*** SUPPLIED INFORMATION ***

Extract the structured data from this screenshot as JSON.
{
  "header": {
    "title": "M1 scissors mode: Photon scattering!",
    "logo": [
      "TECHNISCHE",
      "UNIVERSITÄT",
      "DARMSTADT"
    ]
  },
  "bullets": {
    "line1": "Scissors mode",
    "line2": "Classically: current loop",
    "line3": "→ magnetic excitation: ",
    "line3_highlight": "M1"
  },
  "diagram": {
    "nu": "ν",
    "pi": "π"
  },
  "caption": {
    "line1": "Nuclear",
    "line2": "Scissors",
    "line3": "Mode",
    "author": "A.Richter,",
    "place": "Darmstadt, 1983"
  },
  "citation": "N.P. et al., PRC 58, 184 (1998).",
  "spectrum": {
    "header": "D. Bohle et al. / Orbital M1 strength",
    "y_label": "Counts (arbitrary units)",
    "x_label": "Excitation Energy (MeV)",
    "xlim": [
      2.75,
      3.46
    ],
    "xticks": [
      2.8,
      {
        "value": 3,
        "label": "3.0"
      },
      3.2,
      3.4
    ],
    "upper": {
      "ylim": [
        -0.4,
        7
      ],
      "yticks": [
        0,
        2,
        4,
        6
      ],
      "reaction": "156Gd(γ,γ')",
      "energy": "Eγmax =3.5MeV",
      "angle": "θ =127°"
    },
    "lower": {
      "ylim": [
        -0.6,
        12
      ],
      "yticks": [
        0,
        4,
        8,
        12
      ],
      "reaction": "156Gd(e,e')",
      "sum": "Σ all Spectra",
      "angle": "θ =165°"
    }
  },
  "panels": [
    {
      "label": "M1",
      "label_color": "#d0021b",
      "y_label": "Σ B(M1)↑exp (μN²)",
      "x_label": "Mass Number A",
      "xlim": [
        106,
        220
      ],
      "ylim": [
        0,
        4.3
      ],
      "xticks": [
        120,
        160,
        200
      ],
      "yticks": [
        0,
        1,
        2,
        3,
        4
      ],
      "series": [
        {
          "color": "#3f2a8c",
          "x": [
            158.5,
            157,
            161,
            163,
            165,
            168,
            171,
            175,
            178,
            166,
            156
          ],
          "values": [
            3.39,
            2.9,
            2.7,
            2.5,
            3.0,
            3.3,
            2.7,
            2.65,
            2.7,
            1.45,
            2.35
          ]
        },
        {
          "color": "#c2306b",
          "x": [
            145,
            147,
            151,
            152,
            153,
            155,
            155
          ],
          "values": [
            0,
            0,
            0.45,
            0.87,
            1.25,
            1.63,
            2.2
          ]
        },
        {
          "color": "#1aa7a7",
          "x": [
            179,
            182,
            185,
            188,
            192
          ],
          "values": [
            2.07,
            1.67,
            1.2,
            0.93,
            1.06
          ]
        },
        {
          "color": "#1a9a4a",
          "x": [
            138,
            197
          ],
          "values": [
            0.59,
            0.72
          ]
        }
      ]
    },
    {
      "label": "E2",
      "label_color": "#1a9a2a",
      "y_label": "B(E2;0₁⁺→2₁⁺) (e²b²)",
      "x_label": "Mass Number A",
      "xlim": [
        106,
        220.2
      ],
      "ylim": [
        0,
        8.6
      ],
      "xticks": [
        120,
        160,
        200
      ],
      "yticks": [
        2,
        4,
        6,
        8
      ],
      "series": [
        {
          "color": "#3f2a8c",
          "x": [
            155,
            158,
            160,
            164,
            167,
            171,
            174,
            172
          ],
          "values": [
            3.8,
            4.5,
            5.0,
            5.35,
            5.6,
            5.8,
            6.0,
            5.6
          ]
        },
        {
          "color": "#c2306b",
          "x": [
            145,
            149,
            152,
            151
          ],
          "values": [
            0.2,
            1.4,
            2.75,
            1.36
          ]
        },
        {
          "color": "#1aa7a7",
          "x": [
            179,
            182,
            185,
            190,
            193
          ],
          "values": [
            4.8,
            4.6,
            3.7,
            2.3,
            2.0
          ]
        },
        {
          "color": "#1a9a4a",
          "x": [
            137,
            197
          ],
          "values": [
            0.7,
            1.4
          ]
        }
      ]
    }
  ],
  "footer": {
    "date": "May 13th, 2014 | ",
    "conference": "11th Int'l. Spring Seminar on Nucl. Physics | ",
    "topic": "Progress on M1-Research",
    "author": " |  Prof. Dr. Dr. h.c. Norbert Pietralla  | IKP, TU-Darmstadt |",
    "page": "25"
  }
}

***

AIM – The entries above must be returned exactly.

FINAL RESULT –
Extract the structured data from this screenshot as JSON.
{
  "header": {
    "title": "M1 scissors mode: Photon scattering!",
    "logo": [
      "TECHNISCHE",
      "UNIVERSITÄT",
      "DARMSTADT"
    ]
  },
  "bullets": {
    "line1": "Scissors mode",
    "line2": "Classically: current loop",
    "line3": "→ magnetic excitation: ",
    "line3_highlight": "M1"
  },
  "diagram": {
    "nu": "ν",
    "pi": "π"
  },
  "caption": {
    "line1": "Nuclear",
    "line2": "Scissors",
    "line3": "Mode",
    "author": "A.Richter,",
    "place": "Darmstadt, 1983"
  },
  "citation": "N.P. et al., PRC 58, 184 (1998).",
  "spectrum": {
    "header": "D. Bohle et al. / Orbital M1 strength",
    "y_label": "Counts (arbitrary units)",
    "x_label": "Excitation Energy (MeV)",
    "xlim": [
      2.75,
      3.46
    ],
    "xticks": [
      2.8,
      {
        "value": 3,
        "label": "3.0"
      },
      3.2,
      3.4
    ],
    "upper": {
      "ylim": [
        -0.4,
        7
      ],
      "yticks": [
        0,
        2,
        4,
        6
      ],
      "reaction": "156Gd(γ,γ')",
      "energy": "Eγmax =3.5MeV",
      "angle": "θ =127°"
    },
    "lower": {
      "ylim": [
        -0.6,
        12
      ],
      "yticks": [
        0,
        4,
        8,
        12
      ],
      "reaction": "156Gd(e,e')",
      "sum": "Σ all Spectra",
      "angle": "θ =165°"
    }
  },
  "panels": [
    {
      "label": "M1",
      "label_color": "#d0021b",
      "y_label": "Σ B(M1)↑exp (μN²)",
      "x_label": "Mass Number A",
      "xlim": [
        106,
        220
      ],
      "ylim": [
        0,
        4.3
      ],
      "xticks": [
        120,
        160,
        200
      ],
      "yticks": [
        0,
        1,
        2,
        3,
        4
      ],
      "series": [
        {
          "color": "#3f2a8c",
          "x": [
            158.5,
            157,
            161,
            163,
            165,
            168,
            171,
            175,
            178,
            166,
            156
          ],
          "values": [
            3.39,
            2.9,
            2.7,
            2.5,
            3.0,
            3.3,
            2.7,
            2.65,
            2.7,
            1.45,
            2.35
          ]
        },
        {
          "color": "#c2306b",
          "x": [
            145,
            147,
            151,
            152,
            153,
            155,
            155
          ],
          "values": [
            0,
            0,
            0.45,
            0.87,
            1.25,
            1.63,
            2.2
          ]
        },
        {
          "color": "#1aa7a7",
          "x": [
            179,
            182,
            185,
            188,
            192
          ],
          "values": [
            2.07,
            1.67,
            1.2,
            0.93,
            1.06
          ]
        },
        {
          "color": "#1a9a4a",
          "x": [
            138,
            197
          ],
          "values": [
            0.59,
            0.72
          ]
        }
      ]
    },
    {
      "label": "E2",
      "label_color": "#1a9a2a",
      "y_label": "B(E2;0₁⁺→2₁⁺) (e²b²)",
      "x_label": "Mass Number A",
      "xlim": [
        106,
        220.2
      ],
      "ylim": [
        0,
        8.6
      ],
      "xticks": [
        120,
        160,
        200
      ],
      "yticks": [
        2,
        4,
        6,
        8
      ],
      "series": [
        {
          "color": "#3f2a8c",
          "x": [
            155,
            158,
            160,
            164,
            167,
            171,
            174,
            172
          ],
          "values": [
            3.8,
            4.5,
            5.0,
            5.35,
            5.6,
            5.8,
            6.0,
            5.6
          ]
        },
        {
          "color": "#c2306b",
          "x": [
            145,
            149,
            152,
            151
          ],
          "values": [
            0.2,
            1.4,
            2.75,
            1.36
          ]
        },
        {
          "color": "#1aa7a7",
          "x": [
            179,
            182,
            185,
            190,
            193
          ],
          "values": [
            4.8,
            4.6,
            3.7,
            2.3,
            2.0
          ]
        },
        {
          "color": "#1a9a4a",
          "x": [
            137,
            197
          ],
          "values": [
            0.7,
            1.4
          ]
        }
      ]
    }
  ],
  "footer": {
    "date": "May 13th, 2014 | ",
    "conference": "11th Int'l. Spring Seminar on Nucl. Physics | ",
    "topic": "Progress on M1-Research",
    "author": " |  Prof. Dr. Dr. h.c. Norbert Pietralla  | IKP, TU-Darmstadt |",
    "page": "25"
  }
}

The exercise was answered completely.